**TASK DETAILS:** Count the lines in the data below holding the string "loodgietershulpdienst" and write the total by itself.

Extracted data entries
--------
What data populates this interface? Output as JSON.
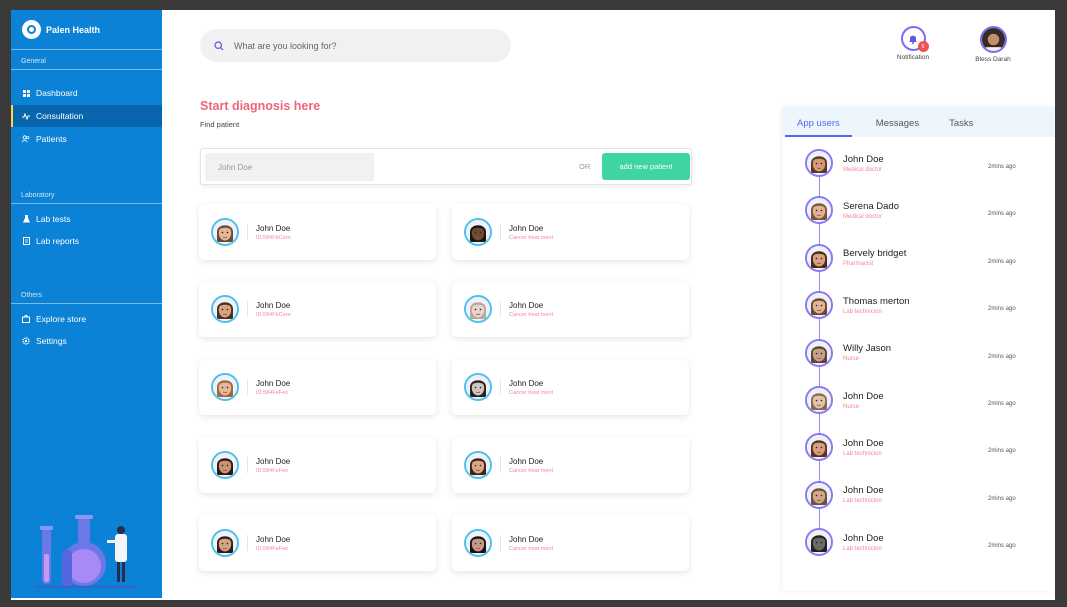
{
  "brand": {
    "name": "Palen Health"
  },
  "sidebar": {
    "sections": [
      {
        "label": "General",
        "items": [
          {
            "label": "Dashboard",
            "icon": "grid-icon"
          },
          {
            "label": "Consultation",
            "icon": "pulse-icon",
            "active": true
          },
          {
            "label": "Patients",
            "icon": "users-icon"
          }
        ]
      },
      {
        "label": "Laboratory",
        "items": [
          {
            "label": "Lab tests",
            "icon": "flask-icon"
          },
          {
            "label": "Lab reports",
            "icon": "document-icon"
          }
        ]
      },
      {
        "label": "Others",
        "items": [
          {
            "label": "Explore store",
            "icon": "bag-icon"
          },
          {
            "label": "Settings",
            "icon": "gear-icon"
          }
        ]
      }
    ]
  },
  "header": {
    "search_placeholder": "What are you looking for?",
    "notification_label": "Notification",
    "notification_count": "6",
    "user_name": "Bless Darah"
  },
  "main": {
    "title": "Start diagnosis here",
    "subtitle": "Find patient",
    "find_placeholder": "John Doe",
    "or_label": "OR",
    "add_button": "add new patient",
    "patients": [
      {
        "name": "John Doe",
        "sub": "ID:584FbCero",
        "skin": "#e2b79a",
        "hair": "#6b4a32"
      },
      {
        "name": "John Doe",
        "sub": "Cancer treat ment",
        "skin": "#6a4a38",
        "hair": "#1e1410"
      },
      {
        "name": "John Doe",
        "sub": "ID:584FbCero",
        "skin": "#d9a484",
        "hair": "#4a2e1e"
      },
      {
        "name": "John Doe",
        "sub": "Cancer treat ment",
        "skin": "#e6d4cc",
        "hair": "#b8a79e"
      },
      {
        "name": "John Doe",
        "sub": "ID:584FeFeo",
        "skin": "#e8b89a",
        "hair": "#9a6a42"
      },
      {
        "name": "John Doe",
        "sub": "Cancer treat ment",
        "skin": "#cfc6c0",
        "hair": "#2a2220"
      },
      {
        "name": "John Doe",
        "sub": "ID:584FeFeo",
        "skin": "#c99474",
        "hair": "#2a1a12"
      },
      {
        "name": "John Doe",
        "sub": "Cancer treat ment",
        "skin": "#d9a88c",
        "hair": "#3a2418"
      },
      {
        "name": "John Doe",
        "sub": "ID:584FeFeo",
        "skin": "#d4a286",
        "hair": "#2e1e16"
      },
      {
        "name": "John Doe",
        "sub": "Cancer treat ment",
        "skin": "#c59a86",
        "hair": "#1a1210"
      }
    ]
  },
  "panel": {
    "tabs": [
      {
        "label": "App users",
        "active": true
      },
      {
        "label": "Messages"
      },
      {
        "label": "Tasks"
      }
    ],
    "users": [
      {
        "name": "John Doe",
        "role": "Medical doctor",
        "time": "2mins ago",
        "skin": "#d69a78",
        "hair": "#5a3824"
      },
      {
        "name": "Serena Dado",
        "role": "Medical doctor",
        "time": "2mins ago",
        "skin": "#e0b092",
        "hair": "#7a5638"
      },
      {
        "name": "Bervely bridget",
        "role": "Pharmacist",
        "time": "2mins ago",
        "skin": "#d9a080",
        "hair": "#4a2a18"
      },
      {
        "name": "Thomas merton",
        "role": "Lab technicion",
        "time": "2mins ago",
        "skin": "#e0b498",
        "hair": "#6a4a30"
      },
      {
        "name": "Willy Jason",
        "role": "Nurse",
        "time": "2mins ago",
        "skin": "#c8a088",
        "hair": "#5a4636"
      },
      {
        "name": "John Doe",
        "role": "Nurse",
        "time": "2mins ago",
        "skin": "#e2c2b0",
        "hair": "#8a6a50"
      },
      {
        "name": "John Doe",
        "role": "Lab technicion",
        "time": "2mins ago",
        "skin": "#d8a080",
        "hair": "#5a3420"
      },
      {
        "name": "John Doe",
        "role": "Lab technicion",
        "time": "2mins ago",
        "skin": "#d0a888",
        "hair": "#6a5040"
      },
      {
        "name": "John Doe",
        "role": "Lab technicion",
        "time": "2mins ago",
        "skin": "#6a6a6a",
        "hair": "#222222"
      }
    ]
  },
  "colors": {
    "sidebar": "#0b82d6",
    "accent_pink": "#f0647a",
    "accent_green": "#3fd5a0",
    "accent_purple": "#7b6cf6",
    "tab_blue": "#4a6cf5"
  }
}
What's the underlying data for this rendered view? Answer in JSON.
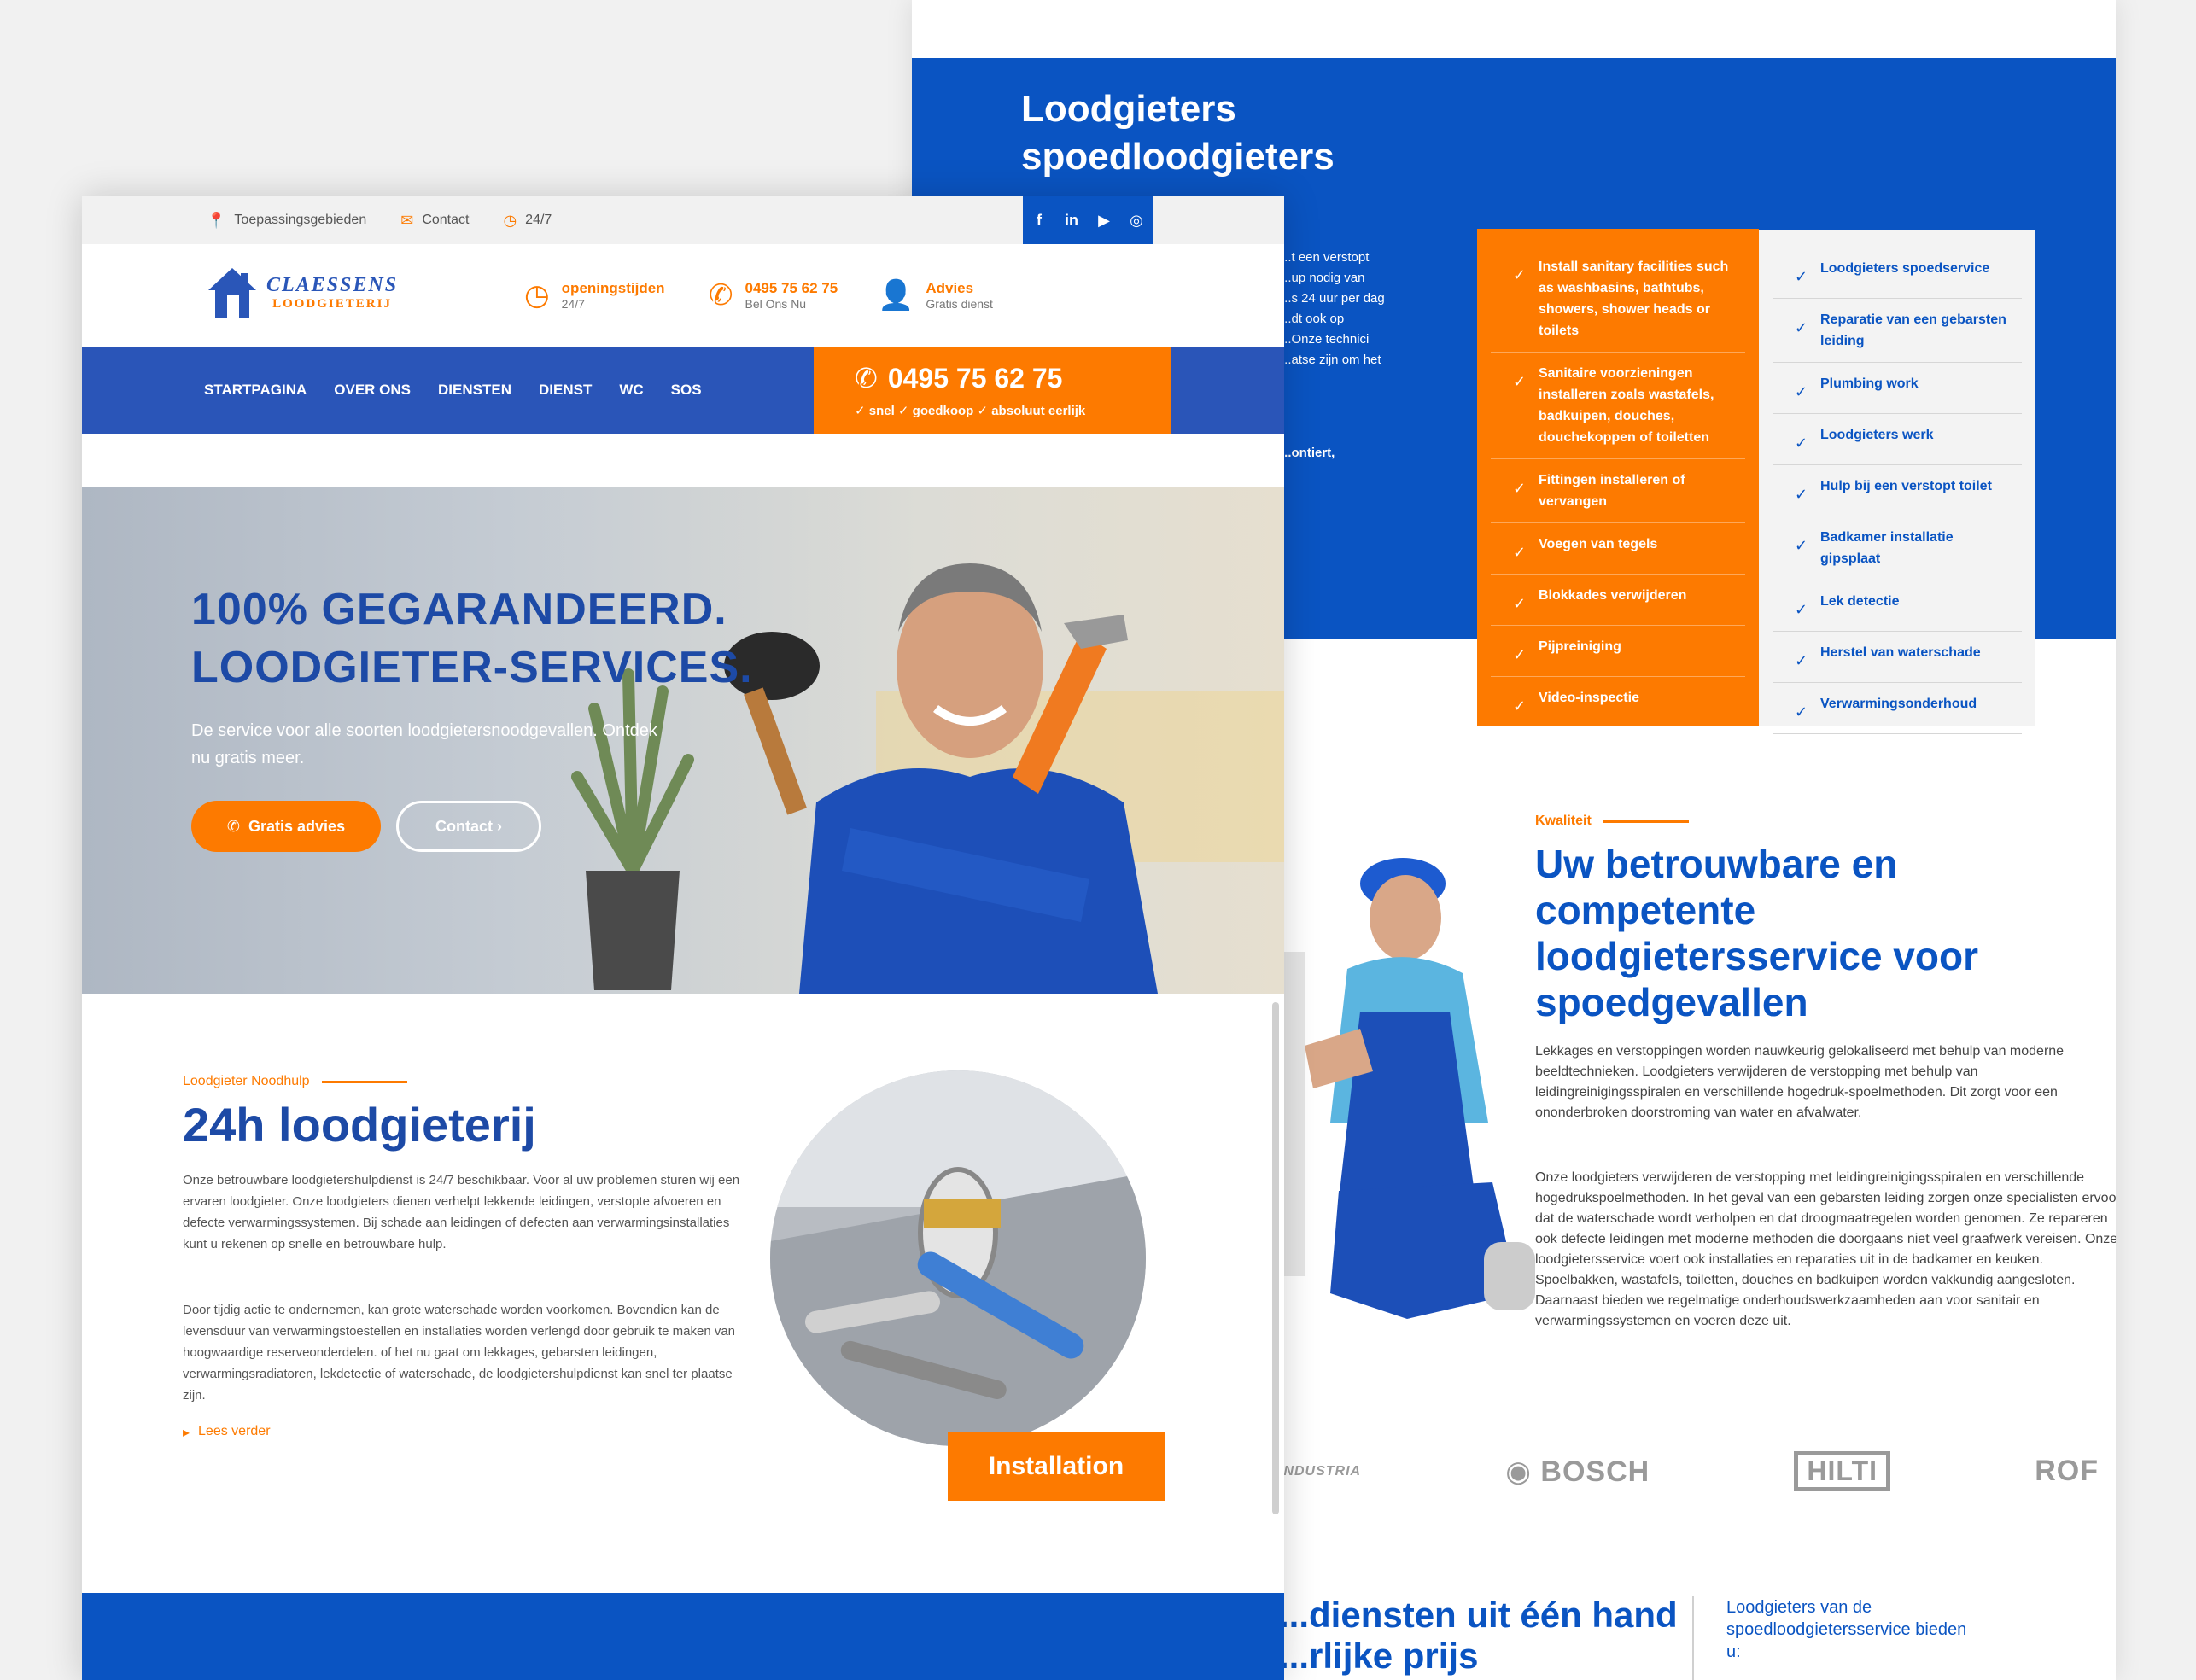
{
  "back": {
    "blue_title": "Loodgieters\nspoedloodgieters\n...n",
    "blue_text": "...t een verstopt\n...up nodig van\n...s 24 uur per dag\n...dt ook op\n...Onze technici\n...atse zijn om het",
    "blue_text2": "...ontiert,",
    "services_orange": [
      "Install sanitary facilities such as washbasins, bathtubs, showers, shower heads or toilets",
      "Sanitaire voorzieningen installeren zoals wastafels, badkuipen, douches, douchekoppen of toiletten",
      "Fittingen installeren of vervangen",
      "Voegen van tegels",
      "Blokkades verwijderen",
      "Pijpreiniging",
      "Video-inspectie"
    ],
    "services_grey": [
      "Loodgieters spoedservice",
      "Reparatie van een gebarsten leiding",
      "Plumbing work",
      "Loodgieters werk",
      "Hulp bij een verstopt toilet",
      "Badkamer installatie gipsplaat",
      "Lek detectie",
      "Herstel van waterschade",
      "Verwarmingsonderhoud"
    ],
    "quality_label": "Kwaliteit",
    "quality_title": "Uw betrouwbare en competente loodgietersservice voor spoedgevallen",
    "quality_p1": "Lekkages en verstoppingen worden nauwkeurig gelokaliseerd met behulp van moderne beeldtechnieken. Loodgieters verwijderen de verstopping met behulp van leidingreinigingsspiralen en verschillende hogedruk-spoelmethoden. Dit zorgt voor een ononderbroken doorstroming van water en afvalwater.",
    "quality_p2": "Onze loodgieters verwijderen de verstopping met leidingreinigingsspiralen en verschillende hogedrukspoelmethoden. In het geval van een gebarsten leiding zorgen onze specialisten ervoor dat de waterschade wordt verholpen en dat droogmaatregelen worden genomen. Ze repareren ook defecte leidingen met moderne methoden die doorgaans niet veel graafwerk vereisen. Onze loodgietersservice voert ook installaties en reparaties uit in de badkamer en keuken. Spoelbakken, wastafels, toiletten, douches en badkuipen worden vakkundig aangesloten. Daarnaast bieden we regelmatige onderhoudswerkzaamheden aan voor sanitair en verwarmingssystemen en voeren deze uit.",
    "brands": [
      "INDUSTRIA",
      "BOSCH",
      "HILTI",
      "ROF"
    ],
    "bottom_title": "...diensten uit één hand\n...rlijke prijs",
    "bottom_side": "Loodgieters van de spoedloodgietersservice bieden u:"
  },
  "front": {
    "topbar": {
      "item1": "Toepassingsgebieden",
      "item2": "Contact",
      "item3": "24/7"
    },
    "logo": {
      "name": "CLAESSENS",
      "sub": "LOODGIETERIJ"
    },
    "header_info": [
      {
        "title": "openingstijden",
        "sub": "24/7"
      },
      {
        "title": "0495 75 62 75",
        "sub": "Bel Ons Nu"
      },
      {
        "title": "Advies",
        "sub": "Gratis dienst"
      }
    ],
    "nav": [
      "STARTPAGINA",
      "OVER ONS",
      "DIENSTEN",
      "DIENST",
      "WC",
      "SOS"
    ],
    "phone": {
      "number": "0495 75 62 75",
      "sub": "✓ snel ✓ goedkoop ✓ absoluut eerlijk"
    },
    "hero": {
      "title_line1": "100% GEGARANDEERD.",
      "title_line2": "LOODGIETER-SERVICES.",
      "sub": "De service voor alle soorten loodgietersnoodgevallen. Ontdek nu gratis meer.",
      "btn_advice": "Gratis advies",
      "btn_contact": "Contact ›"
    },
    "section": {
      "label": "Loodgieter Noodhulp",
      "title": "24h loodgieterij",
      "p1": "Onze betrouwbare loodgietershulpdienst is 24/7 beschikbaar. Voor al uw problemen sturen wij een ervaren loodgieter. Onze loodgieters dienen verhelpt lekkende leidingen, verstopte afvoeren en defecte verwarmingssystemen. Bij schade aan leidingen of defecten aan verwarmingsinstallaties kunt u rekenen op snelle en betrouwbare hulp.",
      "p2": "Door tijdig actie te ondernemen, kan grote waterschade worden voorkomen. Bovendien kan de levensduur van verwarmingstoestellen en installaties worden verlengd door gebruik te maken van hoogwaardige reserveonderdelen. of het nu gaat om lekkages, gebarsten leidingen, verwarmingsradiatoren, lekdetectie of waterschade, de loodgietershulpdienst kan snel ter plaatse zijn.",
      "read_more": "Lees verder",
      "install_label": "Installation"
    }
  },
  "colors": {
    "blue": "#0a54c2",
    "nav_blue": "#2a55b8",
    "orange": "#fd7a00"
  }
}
--------
**EXPECTED ANSWER:** 2